- **Task to complete**
Repeat all of the data precisely.

-- start of Dataset rows --

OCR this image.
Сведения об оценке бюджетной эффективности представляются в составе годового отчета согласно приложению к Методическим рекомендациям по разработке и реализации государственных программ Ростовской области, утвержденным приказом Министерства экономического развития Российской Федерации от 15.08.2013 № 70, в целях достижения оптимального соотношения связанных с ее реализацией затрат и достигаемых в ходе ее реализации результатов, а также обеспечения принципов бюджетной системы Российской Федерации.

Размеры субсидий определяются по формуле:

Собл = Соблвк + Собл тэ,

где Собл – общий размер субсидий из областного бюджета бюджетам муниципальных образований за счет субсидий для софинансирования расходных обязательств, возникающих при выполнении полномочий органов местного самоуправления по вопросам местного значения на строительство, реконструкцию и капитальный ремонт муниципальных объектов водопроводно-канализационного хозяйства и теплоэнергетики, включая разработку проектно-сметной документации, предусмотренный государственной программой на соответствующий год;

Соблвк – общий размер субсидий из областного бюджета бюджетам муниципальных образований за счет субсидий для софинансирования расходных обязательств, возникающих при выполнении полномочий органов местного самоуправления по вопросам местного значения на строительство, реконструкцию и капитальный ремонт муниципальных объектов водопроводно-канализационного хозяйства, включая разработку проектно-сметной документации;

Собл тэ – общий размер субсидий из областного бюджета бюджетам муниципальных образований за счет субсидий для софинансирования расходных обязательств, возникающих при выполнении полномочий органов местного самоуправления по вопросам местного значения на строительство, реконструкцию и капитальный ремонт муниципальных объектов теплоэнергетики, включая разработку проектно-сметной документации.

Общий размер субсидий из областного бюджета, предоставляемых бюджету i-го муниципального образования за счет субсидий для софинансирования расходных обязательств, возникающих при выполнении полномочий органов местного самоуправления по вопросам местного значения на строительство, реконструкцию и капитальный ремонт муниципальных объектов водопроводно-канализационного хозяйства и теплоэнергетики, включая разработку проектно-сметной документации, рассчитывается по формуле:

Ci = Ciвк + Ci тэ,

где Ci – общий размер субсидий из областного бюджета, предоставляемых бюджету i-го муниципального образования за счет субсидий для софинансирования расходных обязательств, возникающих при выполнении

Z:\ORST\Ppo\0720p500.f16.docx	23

-- end of Dataset rows --

- **Answer to this problem**
OCR this image.
Сведения об оценке бюджетной эффективности представляются в составе годового отчета согласно приложению к Методическим рекомендациям по разработке и реализации государственных программ Ростовской области, утвержденным приказом Министерства экономического развития Российской Федерации от 15.08.2013 № 70, в целях достижения оптимального соотношения связанных с ее реализацией затрат и достигаемых в ходе ее реализации результатов, а также обеспечения принципов бюджетной системы Российской Федерации.

Размеры субсидий определяются по формуле:

Собл = Соблвк + Собл тэ,

где Собл – общий размер субсидий из областного бюджета бюджетам муниципальных образований за счет субсидий для софинансирования расходных обязательств, возникающих при выполнении полномочий органов местного самоуправления по вопросам местного значения на строительство, реконструкцию и капитальный ремонт муниципальных объектов водопроводно-канализационного хозяйства и теплоэнергетики, включая разработку проектно-сметной документации, предусмотренный государственной программой на соответствующий год;

Соблвк – общий размер субсидий из областного бюджета бюджетам муниципальных образований за счет субсидий для софинансирования расходных обязательств, возникающих при выполнении полномочий органов местного самоуправления по вопросам местного значения на строительство, реконструкцию и капитальный ремонт муниципальных объектов водопроводно-канализационного хозяйства, включая разработку проектно-сметной документации;

Собл тэ – общий размер субсидий из областного бюджета бюджетам муниципальных образований за счет субсидий для софинансирования расходных обязательств, возникающих при выполнении полномочий органов местного самоуправления по вопросам местного значения на строительство, реконструкцию и капитальный ремонт муниципальных объектов теплоэнергетики, включая разработку проектно-сметной документации.

Общий размер субсидий из областного бюджета, предоставляемых бюджету i-го муниципального образования за счет субсидий для софинансирования расходных обязательств, возникающих при выполнении полномочий органов местного самоуправления по вопросам местного значения на строительство, реконструкцию и капитальный ремонт муниципальных объектов водопроводно-канализационного хозяйства и теплоэнергетики, включая разработку проектно-сметной документации, рассчитывается по формуле:

Ci = Ciвк + Ci тэ,

где Ci – общий размер субсидий из областного бюджета, предоставляемых бюджету i-го муниципального образования за счет субсидий для софинансирования расходных обязательств, возникающих при выполнении

Z:\ORST\Ppo\0720p500.f16.docx	23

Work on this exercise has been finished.